TO DO »
In the post on WebRTC media servers and Kubernetes, what are the answers to these?
1. What transport protocol do most WebRTC sessions use?
2. What do enterprises' strict firewall policies often restrict?
3. What is the address of the demo project the post walks through?
[start TEXT BLOCK]
One Port to Rule Them All: Turn WebRTC media servers into a single Kubernetes service

Scaling WebRTC media servers in a traditional self-hosted setup can be challenging. For media server providers, it involves complex network management, including handling firewall issues and protecting against malicious attacks on public-facing media servers. As the business grows, additional media servers need to be added, which requires new IP addresses. On the other hand, enterprises that want to use services from media server providers often have strict firewall policies that restrict the use of many ports, especially for UDP traffic. In certain industries, this level of exposure can be a dealbreaker.

The cloud offers a promising solution by placing servers behind a single load balancer. However, Kubernetes—the most prominent platform—is not optimized for WebRTC traffic. Most WebRTC sessions use UDP as the transport protocol, but unlike TCP, UDP is connectionless by design. Moreover, media traffic is usually long-lasting compared to the typical HTTP/TCP response requests for which Kubernetes was designed. Hence routing in the transport layer is unfeasible with traditional load balancers used in Kubernetes.

We want to use Kubernetes because it offers a solution for media servers to scale and deploy on a cloud platform operators aim to reduce the number of firewall exceptions enterprises need to allow to a single IP and port.

This blog post’ll explore the challenges of using Kubernetes for WebRTC media servers, explain how a Kubernetes media gateway can address these challenges, and walk you through our demo project, www.webrtc-observer.org. In this demo project, we'll show how to deploy a WebRTC service in Kubernetes with STUNner multiplexing WebRTC traffic into Kubernetes and use open-source libraries for monitoring WebRTC sessions.

Let’s dive in!
[end TEXT BLOCK]
[start DATA ENTRIES]
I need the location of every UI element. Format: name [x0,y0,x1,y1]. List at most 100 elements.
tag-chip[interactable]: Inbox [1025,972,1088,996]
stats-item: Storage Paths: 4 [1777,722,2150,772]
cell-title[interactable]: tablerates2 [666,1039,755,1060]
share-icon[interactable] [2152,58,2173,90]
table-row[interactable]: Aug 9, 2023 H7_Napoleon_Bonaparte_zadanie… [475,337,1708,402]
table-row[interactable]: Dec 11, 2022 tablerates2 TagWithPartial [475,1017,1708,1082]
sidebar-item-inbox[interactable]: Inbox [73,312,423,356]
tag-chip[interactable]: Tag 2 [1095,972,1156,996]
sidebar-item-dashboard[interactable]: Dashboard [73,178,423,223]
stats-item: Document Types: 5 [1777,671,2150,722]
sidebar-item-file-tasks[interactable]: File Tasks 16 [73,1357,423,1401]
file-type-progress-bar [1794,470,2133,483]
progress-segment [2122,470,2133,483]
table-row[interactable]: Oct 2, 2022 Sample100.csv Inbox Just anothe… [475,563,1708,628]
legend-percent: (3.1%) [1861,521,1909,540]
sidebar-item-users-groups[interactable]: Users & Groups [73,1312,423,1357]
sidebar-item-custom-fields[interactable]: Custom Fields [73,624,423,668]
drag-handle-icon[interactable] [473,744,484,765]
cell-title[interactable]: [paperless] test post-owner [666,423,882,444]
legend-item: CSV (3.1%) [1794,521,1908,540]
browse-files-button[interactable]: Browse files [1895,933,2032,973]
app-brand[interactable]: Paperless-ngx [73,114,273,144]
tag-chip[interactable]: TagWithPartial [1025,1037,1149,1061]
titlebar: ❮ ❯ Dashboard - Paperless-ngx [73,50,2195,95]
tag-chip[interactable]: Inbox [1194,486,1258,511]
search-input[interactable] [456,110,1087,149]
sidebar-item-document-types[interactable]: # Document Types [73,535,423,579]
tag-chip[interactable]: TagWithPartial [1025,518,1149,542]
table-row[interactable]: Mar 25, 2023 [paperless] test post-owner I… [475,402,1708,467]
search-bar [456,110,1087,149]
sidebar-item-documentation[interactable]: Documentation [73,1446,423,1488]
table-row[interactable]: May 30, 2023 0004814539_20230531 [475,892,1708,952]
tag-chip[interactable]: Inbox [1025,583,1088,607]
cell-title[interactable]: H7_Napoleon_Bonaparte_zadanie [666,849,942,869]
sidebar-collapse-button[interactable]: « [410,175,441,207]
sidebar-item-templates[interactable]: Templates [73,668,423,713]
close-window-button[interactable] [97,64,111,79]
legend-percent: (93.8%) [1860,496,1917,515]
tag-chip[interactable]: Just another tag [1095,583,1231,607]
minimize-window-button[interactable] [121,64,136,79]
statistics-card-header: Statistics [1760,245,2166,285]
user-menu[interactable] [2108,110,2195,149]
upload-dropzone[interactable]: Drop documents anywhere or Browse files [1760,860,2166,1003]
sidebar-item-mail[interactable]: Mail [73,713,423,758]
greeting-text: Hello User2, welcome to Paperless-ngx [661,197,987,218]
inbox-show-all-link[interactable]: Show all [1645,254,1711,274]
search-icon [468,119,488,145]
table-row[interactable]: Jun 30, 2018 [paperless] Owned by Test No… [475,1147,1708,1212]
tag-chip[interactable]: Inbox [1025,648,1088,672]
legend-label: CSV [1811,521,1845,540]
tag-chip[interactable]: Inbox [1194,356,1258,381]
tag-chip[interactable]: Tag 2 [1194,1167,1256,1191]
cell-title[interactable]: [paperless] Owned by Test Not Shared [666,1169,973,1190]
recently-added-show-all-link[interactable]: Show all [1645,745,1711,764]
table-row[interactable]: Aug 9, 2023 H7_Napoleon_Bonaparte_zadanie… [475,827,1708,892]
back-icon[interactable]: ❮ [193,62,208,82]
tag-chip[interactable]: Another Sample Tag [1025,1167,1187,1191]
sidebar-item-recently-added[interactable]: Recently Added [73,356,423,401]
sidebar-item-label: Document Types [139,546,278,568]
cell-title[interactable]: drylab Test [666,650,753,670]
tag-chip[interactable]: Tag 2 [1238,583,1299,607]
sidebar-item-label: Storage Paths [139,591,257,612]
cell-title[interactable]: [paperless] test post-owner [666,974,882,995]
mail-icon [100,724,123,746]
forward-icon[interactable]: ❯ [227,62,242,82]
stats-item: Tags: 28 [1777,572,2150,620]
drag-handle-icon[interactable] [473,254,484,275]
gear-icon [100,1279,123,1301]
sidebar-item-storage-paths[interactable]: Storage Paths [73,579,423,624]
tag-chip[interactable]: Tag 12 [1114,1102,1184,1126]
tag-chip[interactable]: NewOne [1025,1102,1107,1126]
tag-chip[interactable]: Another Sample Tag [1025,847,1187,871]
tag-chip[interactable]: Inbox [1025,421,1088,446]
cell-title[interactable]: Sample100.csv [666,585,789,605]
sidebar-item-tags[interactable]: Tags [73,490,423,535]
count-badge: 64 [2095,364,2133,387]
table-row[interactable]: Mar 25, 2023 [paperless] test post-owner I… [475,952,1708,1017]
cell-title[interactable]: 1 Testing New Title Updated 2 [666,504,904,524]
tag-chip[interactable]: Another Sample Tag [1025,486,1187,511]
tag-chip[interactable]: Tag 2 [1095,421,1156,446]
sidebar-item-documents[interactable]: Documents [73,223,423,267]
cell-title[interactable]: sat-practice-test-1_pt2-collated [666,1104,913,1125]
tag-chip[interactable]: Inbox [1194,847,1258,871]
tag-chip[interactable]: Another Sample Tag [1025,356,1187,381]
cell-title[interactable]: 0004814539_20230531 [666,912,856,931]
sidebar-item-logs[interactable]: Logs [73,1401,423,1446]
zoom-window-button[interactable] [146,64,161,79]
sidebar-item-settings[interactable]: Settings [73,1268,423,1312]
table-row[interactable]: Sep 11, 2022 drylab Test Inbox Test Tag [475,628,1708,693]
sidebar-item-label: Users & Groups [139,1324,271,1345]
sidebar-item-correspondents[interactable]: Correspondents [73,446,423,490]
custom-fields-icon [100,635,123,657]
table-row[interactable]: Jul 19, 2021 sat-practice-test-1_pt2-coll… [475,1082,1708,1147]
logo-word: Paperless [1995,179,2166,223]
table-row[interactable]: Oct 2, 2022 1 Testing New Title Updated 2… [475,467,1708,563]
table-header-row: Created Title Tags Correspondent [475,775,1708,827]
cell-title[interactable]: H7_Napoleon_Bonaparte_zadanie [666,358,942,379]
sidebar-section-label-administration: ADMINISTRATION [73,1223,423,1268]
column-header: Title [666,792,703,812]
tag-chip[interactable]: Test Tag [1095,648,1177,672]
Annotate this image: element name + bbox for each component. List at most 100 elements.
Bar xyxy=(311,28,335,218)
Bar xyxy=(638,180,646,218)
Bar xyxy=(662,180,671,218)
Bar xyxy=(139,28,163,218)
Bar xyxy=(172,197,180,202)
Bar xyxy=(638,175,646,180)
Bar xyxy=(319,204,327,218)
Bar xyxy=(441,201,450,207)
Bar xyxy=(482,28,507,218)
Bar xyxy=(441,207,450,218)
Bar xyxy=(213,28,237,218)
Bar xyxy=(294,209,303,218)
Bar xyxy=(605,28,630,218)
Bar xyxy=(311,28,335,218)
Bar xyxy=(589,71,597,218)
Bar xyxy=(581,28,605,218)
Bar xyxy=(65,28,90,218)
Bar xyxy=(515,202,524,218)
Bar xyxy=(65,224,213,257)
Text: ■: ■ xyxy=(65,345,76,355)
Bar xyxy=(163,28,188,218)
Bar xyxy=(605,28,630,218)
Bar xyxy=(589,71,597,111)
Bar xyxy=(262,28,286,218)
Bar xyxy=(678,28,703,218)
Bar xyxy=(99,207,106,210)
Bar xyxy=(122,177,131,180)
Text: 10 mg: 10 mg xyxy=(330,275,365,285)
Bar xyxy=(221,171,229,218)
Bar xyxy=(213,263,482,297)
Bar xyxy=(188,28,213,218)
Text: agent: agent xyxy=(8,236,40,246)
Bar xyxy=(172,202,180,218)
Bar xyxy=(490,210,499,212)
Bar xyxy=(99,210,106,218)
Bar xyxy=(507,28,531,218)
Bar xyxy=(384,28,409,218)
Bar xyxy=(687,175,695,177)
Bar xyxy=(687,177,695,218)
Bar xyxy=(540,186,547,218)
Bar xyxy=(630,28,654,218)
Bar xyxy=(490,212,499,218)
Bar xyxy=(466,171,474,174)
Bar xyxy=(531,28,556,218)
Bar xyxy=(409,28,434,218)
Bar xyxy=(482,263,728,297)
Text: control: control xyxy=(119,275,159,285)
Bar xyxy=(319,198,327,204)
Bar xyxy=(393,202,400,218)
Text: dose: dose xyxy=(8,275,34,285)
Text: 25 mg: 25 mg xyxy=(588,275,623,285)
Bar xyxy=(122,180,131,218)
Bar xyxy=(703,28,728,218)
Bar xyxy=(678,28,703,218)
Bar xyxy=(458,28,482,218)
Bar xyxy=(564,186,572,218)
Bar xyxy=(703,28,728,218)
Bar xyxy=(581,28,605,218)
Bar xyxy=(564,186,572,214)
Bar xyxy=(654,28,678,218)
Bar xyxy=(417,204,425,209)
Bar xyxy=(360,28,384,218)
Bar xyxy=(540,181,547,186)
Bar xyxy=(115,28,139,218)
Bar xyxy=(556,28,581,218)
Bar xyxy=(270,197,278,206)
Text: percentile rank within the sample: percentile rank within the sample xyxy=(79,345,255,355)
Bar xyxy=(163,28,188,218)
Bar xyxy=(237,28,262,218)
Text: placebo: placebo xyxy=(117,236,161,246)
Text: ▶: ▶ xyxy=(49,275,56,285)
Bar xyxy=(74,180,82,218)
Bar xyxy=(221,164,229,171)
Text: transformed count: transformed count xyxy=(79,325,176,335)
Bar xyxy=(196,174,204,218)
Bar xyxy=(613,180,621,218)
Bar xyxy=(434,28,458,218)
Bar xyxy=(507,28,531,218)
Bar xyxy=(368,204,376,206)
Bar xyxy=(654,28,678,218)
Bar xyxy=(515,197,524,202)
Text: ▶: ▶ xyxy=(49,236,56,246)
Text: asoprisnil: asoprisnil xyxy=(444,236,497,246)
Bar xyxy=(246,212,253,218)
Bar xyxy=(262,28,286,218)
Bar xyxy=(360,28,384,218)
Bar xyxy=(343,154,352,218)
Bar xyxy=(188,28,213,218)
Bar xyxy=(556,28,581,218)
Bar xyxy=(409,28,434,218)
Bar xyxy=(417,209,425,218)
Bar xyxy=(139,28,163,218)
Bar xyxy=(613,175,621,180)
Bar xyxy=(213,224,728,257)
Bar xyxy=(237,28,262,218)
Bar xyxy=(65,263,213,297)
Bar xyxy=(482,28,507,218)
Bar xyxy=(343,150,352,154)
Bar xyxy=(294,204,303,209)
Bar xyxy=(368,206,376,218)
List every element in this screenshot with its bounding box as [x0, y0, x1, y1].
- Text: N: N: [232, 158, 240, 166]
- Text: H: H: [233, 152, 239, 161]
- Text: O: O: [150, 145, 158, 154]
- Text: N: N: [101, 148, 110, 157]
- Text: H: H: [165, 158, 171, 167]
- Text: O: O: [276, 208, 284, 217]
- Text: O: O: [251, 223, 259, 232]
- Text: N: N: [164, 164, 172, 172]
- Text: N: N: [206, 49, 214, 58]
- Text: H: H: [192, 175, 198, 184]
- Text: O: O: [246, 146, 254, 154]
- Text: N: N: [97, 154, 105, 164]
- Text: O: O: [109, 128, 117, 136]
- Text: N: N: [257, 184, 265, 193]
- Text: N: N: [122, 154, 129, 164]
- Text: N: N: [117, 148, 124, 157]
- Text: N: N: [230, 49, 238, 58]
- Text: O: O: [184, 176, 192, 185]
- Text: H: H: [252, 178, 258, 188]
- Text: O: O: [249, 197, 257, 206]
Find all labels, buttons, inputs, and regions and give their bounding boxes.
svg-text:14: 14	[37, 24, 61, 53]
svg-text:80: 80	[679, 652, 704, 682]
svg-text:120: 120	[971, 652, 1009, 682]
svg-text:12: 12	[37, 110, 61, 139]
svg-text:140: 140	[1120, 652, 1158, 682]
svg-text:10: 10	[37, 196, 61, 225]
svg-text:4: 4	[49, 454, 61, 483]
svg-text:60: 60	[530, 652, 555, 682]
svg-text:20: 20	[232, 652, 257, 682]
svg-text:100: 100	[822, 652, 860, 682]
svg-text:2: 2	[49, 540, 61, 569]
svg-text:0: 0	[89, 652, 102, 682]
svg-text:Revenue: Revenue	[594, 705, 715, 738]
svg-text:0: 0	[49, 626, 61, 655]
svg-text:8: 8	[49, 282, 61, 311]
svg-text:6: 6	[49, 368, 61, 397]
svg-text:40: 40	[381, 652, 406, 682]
[end DATA ENTRIES]
WRITTEN RESPONSE »
1. UDP.
2. The use of many ports, especially for UDP traffic.
3. www.webrtc-observer.org